# WHAT YOU NEED TO DO:
Repeat the entire listing exactly as written.

# EXTRACTED INFORMATION:
────────────────────────────────────────
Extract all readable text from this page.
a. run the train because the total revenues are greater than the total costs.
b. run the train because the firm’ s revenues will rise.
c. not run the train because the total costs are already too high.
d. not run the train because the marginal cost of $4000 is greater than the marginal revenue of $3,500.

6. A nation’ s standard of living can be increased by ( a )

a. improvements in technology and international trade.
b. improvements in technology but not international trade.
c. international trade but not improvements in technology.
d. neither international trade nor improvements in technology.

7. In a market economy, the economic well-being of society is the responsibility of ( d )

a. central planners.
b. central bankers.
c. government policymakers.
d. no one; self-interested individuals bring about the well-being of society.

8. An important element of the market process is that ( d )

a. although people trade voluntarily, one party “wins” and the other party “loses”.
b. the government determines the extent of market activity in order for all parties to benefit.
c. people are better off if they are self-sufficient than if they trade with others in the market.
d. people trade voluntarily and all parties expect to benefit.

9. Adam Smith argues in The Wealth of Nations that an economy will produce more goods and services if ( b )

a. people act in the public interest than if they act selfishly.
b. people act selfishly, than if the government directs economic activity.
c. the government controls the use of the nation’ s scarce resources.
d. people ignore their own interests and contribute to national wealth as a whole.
────────────────────────────────────────
# WRITTEN ANSWER:
Extract all readable text from this page.
a. run the train because the total revenues are greater than the total costs.
b. run the train because the firm’ s revenues will rise.
c. not run the train because the total costs are already too high.
d. not run the train because the marginal cost of $4000 is greater than the marginal revenue of $3,500.

6. A nation’ s standard of living can be increased by ( a )

a. improvements in technology and international trade.
b. improvements in technology but not international trade.
c. international trade but not improvements in technology.
d. neither international trade nor improvements in technology.

7. In a market economy, the economic well-being of society is the responsibility of ( d )

a. central planners.
b. central bankers.
c. government policymakers.
d. no one; self-interested individuals bring about the well-being of society.

8. An important element of the market process is that ( d )

a. although people trade voluntarily, one party “wins” and the other party “loses”.
b. the government determines the extent of market activity in order for all parties to benefit.
c. people are better off if they are self-sufficient than if they trade with others in the market.
d. people trade voluntarily and all parties expect to benefit.

9. Adam Smith argues in The Wealth of Nations that an economy will produce more goods and services if ( b )

a. people act in the public interest than if they act selfishly.
b. people act selfishly, than if the government directs economic activity.
c. the government controls the use of the nation’ s scarce resources.
d. people ignore their own interests and contribute to national wealth as a whole.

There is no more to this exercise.